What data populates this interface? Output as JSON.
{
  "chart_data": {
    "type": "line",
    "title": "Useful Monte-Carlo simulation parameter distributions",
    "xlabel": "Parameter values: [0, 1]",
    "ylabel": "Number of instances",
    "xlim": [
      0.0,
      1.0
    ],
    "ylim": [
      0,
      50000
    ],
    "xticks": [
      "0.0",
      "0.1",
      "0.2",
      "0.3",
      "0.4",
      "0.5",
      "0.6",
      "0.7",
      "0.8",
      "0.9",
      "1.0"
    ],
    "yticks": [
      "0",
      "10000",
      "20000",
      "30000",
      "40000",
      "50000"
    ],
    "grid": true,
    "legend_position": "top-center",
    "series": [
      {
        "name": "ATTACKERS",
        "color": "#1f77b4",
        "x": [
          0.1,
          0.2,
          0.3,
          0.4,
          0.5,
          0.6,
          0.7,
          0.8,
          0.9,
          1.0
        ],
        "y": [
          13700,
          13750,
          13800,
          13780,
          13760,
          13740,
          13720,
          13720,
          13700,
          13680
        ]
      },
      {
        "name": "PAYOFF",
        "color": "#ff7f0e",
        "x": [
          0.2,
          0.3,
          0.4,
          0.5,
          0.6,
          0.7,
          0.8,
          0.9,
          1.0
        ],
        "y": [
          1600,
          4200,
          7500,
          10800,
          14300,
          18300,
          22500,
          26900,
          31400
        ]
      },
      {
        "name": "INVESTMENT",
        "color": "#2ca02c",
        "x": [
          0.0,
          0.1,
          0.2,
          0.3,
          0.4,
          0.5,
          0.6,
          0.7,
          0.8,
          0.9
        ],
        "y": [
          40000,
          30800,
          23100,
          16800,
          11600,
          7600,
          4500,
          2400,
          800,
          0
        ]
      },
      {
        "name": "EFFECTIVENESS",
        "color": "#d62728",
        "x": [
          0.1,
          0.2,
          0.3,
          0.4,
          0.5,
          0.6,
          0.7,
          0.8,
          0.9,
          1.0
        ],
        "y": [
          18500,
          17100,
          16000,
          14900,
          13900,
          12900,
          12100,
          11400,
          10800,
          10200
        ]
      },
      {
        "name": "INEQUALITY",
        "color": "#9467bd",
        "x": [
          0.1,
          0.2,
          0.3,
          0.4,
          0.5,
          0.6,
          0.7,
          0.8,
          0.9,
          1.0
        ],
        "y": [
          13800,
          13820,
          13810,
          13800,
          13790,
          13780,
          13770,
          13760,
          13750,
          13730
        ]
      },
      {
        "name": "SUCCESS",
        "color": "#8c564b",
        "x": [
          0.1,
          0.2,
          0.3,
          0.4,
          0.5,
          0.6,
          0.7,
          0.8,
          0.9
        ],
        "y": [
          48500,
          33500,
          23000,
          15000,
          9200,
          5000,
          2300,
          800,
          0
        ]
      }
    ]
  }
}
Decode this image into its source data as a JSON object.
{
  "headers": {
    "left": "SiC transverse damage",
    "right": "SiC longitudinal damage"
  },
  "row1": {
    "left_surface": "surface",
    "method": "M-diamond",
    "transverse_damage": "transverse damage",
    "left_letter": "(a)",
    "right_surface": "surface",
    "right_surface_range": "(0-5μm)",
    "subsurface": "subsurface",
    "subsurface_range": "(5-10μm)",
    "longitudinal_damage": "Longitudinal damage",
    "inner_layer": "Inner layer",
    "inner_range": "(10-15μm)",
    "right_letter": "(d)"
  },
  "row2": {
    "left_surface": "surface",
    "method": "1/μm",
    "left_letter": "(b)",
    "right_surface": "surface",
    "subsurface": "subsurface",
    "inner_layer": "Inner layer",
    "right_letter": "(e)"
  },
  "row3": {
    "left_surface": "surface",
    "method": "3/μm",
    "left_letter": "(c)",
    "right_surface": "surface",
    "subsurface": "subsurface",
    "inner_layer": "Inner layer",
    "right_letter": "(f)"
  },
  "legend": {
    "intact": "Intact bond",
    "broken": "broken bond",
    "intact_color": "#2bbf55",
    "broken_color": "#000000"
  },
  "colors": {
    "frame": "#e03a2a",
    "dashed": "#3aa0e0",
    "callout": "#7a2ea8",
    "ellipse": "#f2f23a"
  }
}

————

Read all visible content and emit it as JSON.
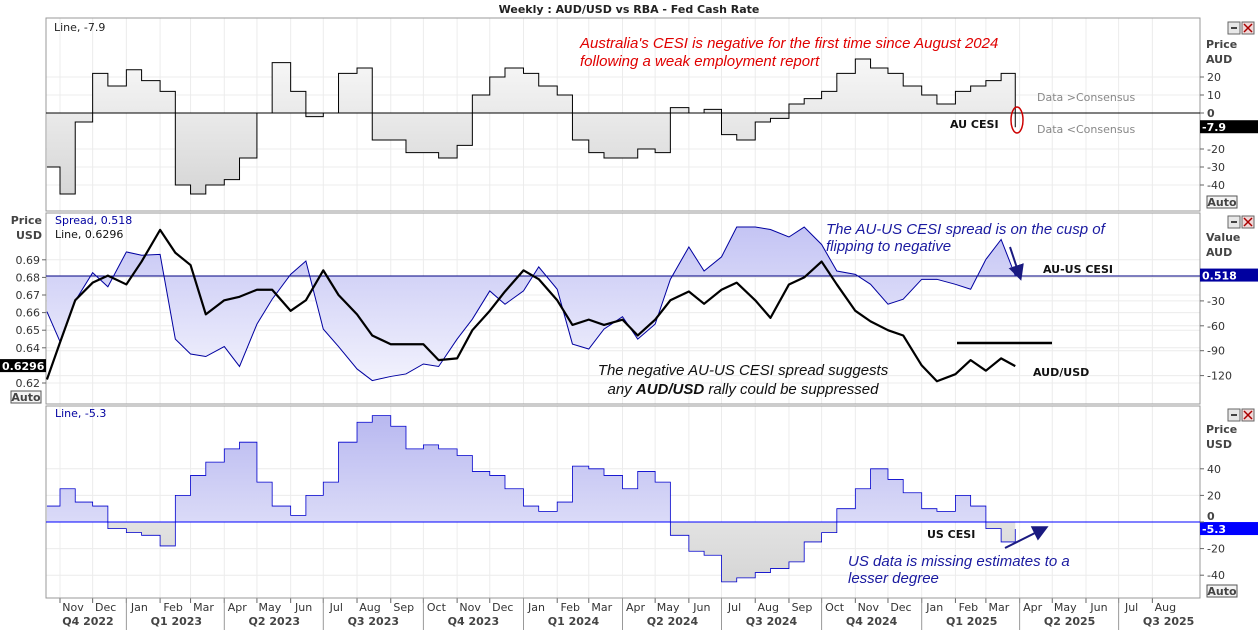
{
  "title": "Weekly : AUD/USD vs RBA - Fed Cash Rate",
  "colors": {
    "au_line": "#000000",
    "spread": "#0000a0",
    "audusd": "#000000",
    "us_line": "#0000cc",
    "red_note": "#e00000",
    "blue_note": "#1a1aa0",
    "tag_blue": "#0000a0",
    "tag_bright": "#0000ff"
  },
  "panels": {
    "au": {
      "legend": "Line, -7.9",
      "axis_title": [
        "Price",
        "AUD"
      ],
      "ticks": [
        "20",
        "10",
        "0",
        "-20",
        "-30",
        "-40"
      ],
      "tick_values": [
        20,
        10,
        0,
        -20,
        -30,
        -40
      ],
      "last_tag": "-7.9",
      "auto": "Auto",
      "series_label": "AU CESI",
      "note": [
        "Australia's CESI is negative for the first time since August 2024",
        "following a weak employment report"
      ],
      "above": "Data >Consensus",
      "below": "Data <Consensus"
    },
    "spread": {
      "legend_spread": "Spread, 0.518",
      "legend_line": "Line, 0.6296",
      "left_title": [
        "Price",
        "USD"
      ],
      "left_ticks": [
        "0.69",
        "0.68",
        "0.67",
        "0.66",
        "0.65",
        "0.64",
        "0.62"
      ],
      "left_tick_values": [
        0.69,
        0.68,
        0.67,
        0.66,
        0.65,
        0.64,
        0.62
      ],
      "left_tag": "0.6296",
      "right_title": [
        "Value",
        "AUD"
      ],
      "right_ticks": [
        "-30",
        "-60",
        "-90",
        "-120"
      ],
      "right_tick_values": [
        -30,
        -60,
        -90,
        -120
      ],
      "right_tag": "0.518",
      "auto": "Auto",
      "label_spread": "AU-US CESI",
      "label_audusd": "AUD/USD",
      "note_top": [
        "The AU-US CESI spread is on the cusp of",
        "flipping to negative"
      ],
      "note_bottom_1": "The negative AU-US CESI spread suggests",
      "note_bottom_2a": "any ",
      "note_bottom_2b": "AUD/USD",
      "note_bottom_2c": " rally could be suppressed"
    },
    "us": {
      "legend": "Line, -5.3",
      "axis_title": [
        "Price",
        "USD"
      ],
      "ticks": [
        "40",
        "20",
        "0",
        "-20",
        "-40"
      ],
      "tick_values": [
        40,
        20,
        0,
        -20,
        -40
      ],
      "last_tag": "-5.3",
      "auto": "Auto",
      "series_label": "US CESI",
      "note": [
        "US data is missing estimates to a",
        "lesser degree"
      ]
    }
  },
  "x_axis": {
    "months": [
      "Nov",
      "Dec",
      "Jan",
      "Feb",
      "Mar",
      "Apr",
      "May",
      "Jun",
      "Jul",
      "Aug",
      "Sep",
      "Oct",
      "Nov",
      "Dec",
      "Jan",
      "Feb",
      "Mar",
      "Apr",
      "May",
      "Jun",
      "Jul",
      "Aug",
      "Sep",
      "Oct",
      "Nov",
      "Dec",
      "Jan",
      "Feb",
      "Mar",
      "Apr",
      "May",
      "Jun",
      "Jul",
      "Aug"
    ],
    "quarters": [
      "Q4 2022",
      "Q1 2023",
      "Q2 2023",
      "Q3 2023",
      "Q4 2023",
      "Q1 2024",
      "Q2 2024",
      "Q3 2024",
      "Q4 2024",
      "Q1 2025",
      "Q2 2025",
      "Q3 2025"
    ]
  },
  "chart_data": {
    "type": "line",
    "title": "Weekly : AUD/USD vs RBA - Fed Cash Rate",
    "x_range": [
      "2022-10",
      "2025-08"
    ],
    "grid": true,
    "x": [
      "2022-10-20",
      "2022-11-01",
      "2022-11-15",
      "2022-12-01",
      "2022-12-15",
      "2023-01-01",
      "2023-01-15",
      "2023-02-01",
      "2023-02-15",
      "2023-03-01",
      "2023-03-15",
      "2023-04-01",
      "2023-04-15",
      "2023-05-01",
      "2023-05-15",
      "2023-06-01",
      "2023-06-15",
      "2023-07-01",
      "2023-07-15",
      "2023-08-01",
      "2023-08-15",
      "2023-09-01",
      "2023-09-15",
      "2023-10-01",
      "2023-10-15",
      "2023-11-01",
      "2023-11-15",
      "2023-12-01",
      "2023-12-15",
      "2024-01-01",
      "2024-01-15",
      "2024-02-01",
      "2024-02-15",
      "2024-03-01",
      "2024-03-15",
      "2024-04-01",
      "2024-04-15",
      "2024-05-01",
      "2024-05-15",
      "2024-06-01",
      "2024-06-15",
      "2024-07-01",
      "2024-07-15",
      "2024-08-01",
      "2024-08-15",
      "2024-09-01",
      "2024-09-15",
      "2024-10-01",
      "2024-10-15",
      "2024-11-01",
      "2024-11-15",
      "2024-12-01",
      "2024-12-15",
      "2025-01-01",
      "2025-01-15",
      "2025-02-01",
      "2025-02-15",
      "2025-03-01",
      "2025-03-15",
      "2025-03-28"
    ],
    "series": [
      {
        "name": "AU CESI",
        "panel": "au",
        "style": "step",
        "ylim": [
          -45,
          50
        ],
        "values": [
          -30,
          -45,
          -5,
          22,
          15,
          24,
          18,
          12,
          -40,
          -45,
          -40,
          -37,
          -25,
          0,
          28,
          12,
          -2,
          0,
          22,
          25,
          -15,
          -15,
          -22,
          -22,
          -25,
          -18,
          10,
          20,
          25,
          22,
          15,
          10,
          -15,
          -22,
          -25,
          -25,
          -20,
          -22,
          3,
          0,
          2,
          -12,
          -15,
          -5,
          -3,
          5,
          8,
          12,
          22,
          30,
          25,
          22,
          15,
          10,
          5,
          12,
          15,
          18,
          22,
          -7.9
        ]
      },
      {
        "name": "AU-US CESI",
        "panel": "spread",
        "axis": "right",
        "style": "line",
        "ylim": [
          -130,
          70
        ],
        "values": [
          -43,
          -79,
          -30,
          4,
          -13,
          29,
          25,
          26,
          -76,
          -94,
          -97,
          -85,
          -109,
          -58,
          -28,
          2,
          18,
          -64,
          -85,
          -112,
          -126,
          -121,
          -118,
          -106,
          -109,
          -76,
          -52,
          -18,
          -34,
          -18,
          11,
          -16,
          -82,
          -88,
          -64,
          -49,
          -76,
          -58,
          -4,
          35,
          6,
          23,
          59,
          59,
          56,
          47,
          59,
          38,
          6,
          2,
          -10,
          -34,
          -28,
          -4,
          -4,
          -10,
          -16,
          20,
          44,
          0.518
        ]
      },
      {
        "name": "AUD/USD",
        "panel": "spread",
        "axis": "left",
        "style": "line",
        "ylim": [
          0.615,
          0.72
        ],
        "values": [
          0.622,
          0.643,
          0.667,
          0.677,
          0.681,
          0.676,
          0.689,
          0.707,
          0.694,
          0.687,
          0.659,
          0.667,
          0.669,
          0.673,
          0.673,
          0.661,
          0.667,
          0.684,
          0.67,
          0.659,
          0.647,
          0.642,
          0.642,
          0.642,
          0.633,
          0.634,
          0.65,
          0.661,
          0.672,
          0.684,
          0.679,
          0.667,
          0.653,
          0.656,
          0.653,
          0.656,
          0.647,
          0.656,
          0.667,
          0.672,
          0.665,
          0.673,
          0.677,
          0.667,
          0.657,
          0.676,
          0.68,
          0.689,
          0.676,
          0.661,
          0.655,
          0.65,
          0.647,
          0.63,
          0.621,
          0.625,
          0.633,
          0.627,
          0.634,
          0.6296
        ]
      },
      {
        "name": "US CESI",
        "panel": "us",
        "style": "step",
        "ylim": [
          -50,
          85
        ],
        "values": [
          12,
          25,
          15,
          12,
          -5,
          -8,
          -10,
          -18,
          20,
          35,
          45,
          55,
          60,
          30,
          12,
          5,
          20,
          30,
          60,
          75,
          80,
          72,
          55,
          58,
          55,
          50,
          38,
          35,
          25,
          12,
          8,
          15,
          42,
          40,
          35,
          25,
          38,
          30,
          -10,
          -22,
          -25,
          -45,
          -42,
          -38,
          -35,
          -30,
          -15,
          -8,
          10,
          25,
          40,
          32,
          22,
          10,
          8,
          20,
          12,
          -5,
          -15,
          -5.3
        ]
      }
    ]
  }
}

————

### TO BE DONE
Search the records above for the string "Consensus". Copy every line that contains it.

### ANSWER TO THE EXERCISE
      "above": "Data >Consensus",
      "below": "Data <Consensus"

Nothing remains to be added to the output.